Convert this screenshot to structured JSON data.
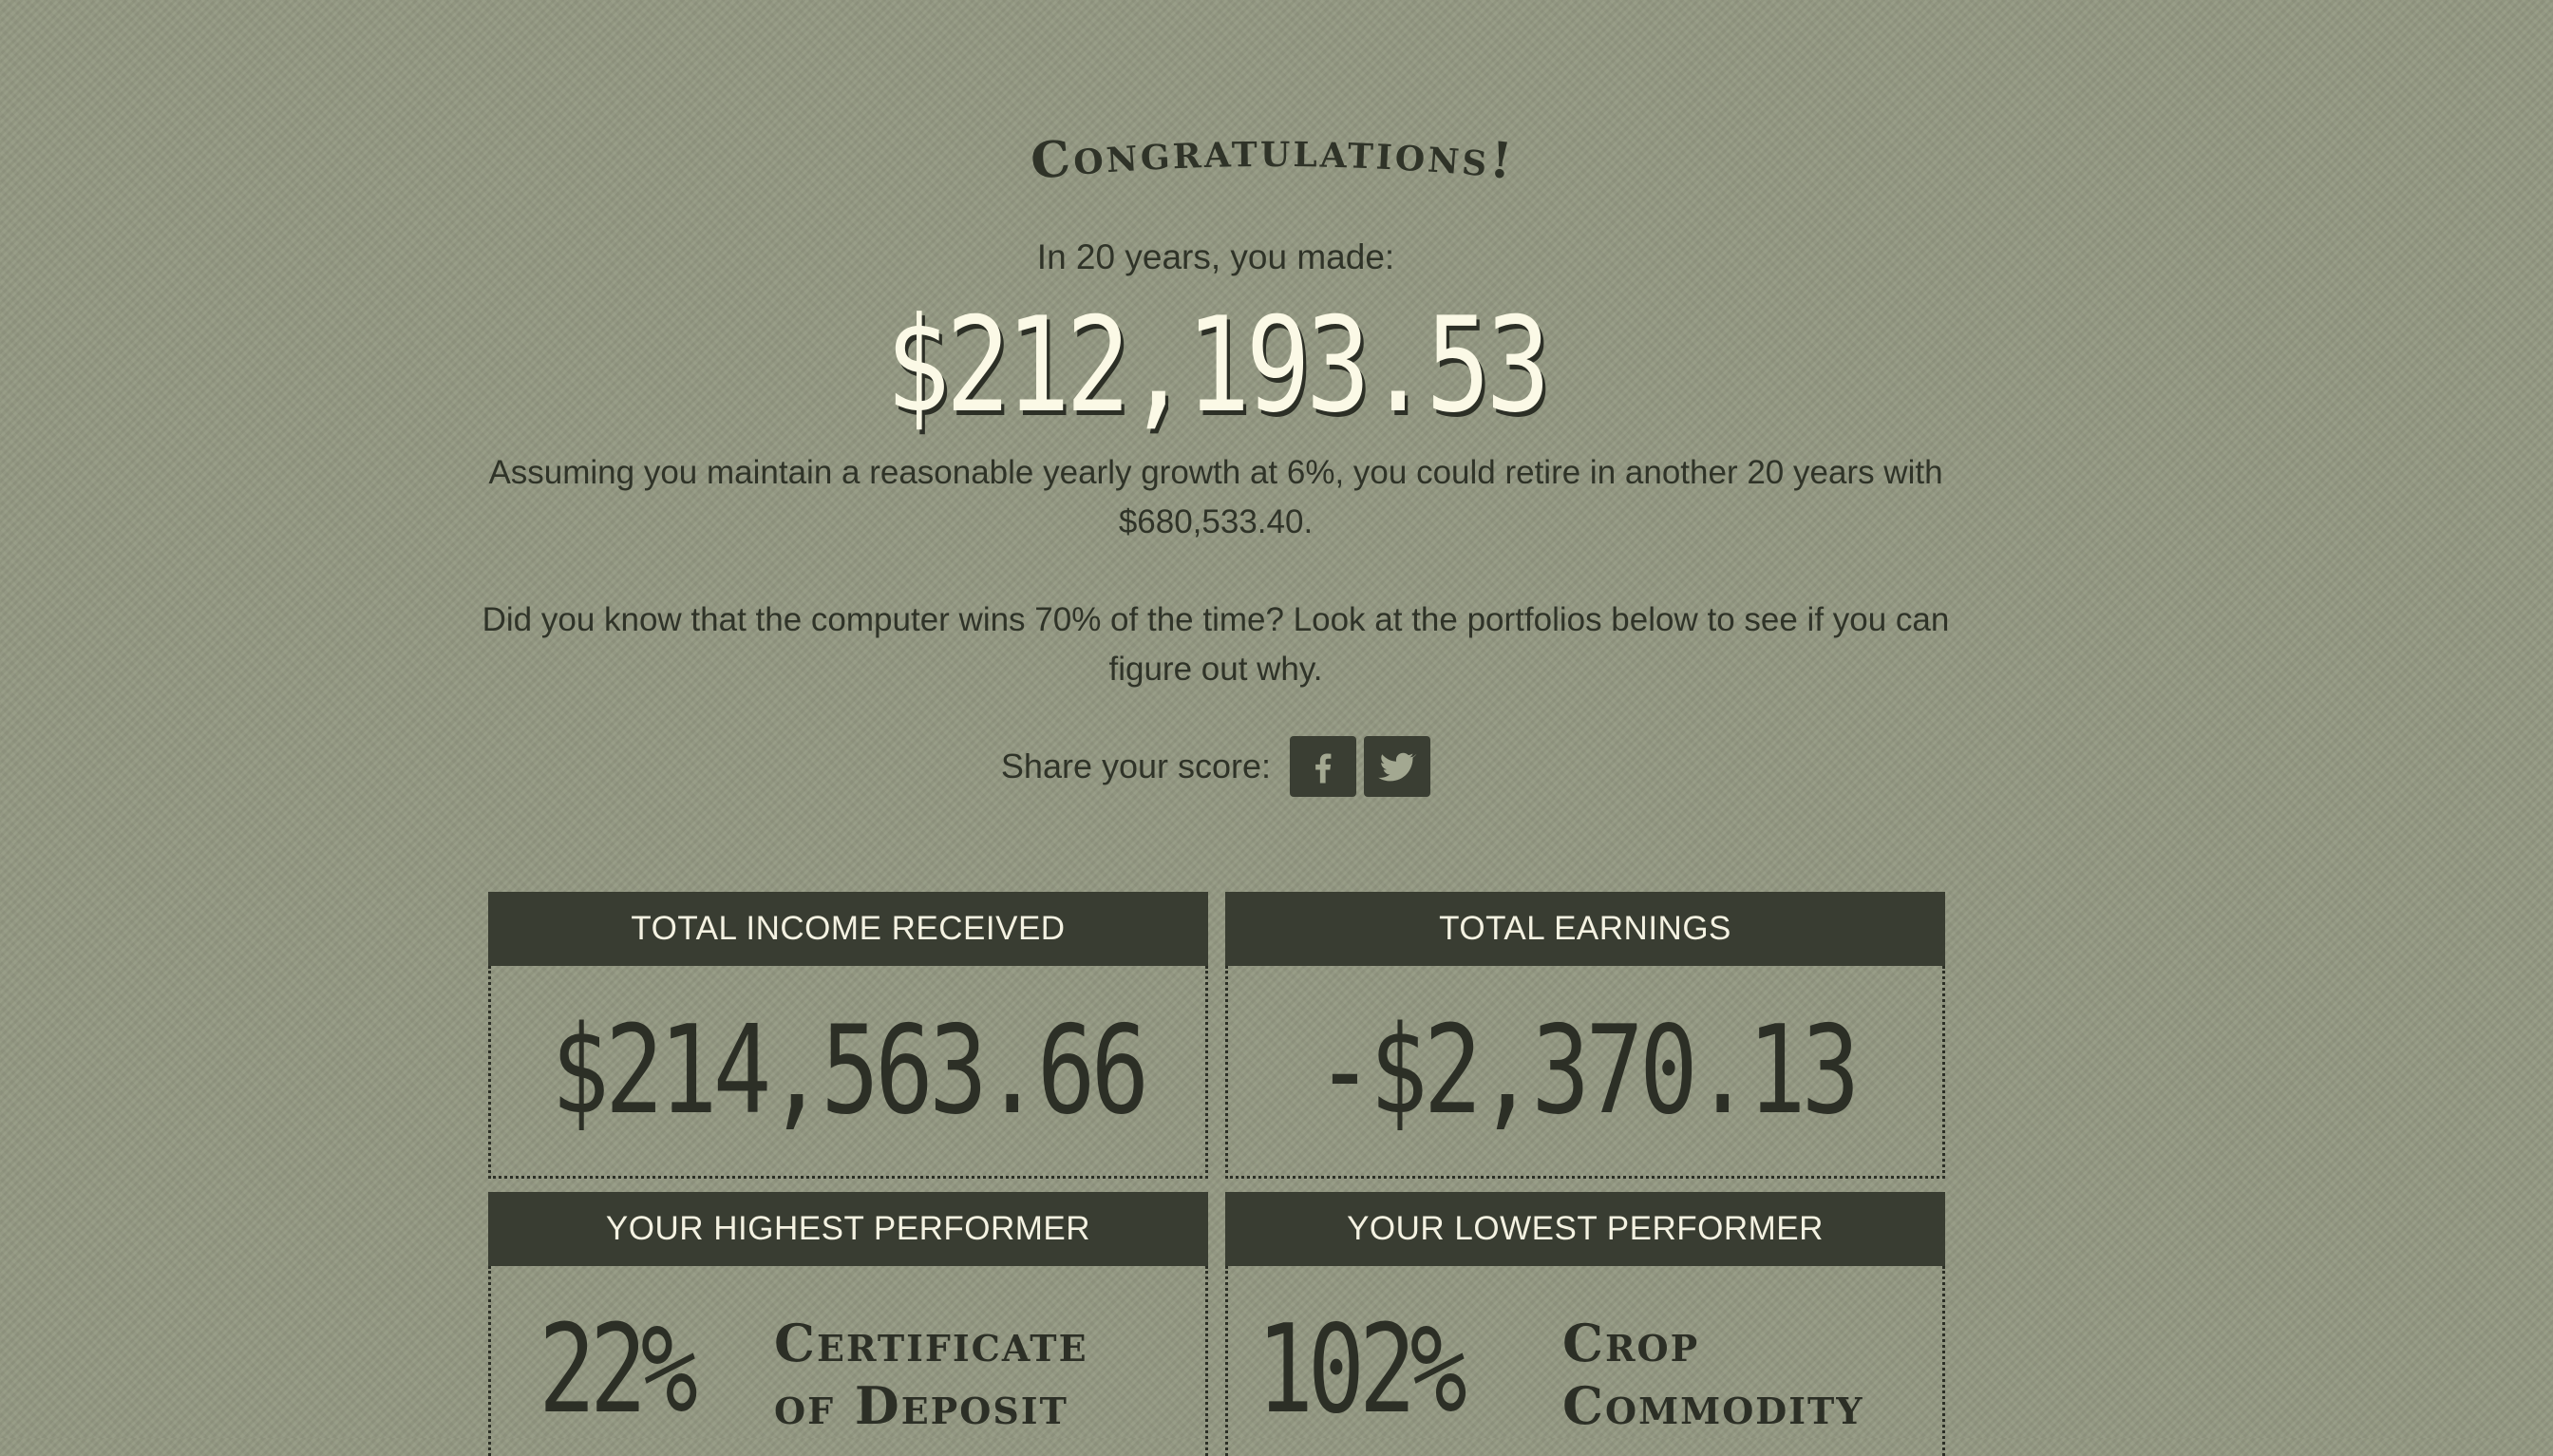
{
  "heading": "Congratulations!",
  "intro": "In 20 years, you made:",
  "total_made": "$212,193.53",
  "retire_text": "Assuming you maintain a reasonable yearly growth at 6%, you could retire in another 20 years with $680,533.40.",
  "did_you_know_text": "Did you know that the computer wins 70% of the time? Look at the portfolios below to see if you can figure out why.",
  "share": {
    "label": "Share your score:",
    "buttons": [
      {
        "icon": "facebook-icon"
      },
      {
        "icon": "twitter-icon"
      }
    ]
  },
  "cards": {
    "income": {
      "label": "Total Income Received",
      "value": "$214,563.66"
    },
    "earnings": {
      "label": "Total Earnings",
      "value": "-$2,370.13"
    },
    "highest": {
      "label": "Your Highest Performer",
      "pct": "22%",
      "name_line1": "Certificate",
      "name_line2": "of Deposit"
    },
    "lowest": {
      "label": "Your Lowest Performer",
      "pct": "102%",
      "name_line1": "Crop",
      "name_line2": "Commodity"
    }
  },
  "colors": {
    "background": "#939882",
    "card_header": "#393d32",
    "amount_text": "#fbf9e6",
    "dark_text": "#2f3328"
  }
}
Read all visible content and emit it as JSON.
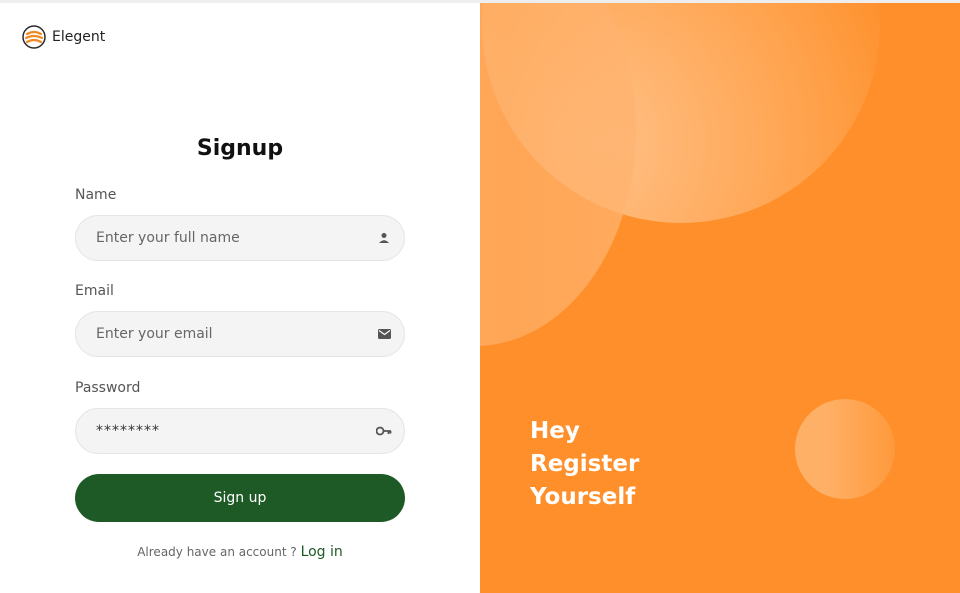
{
  "brand": {
    "name": "Elegent",
    "logo_icon": "stacked-waves-logo-icon"
  },
  "form": {
    "title": "Signup",
    "name": {
      "label": "Name",
      "placeholder": "Enter your full name",
      "icon": "person-icon"
    },
    "email": {
      "label": "Email",
      "placeholder": "Enter your email",
      "icon": "envelope-icon"
    },
    "password": {
      "label": "Password",
      "value": "********",
      "icon": "key-icon"
    },
    "submit_label": "Sign up",
    "footer_text": "Already have an account ?",
    "login_link": "Log in"
  },
  "hero": {
    "line1": "Hey",
    "line2": "Register",
    "line3": "Yourself"
  },
  "colors": {
    "accent": "#fe8f2a",
    "primary": "#1e5a25"
  }
}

++++++++

- WORK INSTRUCTIONS -
Restate the records word for word, omitting images.

- EXERCISE ANSWER -
Convert this screenshot to structured JSON data.
{
  "heading": "Congratulations!",
  "intro": "In 20 years, you made:",
  "total_made": "$212,193.53",
  "retire_text": "Assuming you maintain a reasonable yearly growth at 6%, you could retire in another 20 years with $680,533.40.",
  "did_you_know_text": "Did you know that the computer wins 70% of the time? Look at the portfolios below to see if you can figure out why.",
  "share": {
    "label": "Share your score:",
    "buttons": [
      {
        "icon": "facebook-icon"
      },
      {
        "icon": "twitter-icon"
      }
    ]
  },
  "cards": {
    "income": {
      "label": "Total Income Received",
      "value": "$214,563.66"
    },
    "earnings": {
      "label": "Total Earnings",
      "value": "-$2,370.13"
    },
    "highest": {
      "label": "Your Highest Performer",
      "pct": "22%",
      "name_line1": "Certificate",
      "name_line2": "of Deposit"
    },
    "lowest": {
      "label": "Your Lowest Performer",
      "pct": "102%",
      "name_line1": "Crop",
      "name_line2": "Commodity"
    }
  },
  "colors": {
    "background": "#939882",
    "card_header": "#393d32",
    "amount_text": "#fbf9e6",
    "dark_text": "#2f3328"
  }
}
Read all visible content and emit it as JSON.
{
  "brand": {
    "name": "Elegent",
    "logo_icon": "stacked-waves-logo-icon"
  },
  "form": {
    "title": "Signup",
    "name": {
      "label": "Name",
      "placeholder": "Enter your full name",
      "icon": "person-icon"
    },
    "email": {
      "label": "Email",
      "placeholder": "Enter your email",
      "icon": "envelope-icon"
    },
    "password": {
      "label": "Password",
      "value": "********",
      "icon": "key-icon"
    },
    "submit_label": "Sign up",
    "footer_text": "Already have an account ?",
    "login_link": "Log in"
  },
  "hero": {
    "line1": "Hey",
    "line2": "Register",
    "line3": "Yourself"
  },
  "colors": {
    "accent": "#fe8f2a",
    "primary": "#1e5a25"
  }
}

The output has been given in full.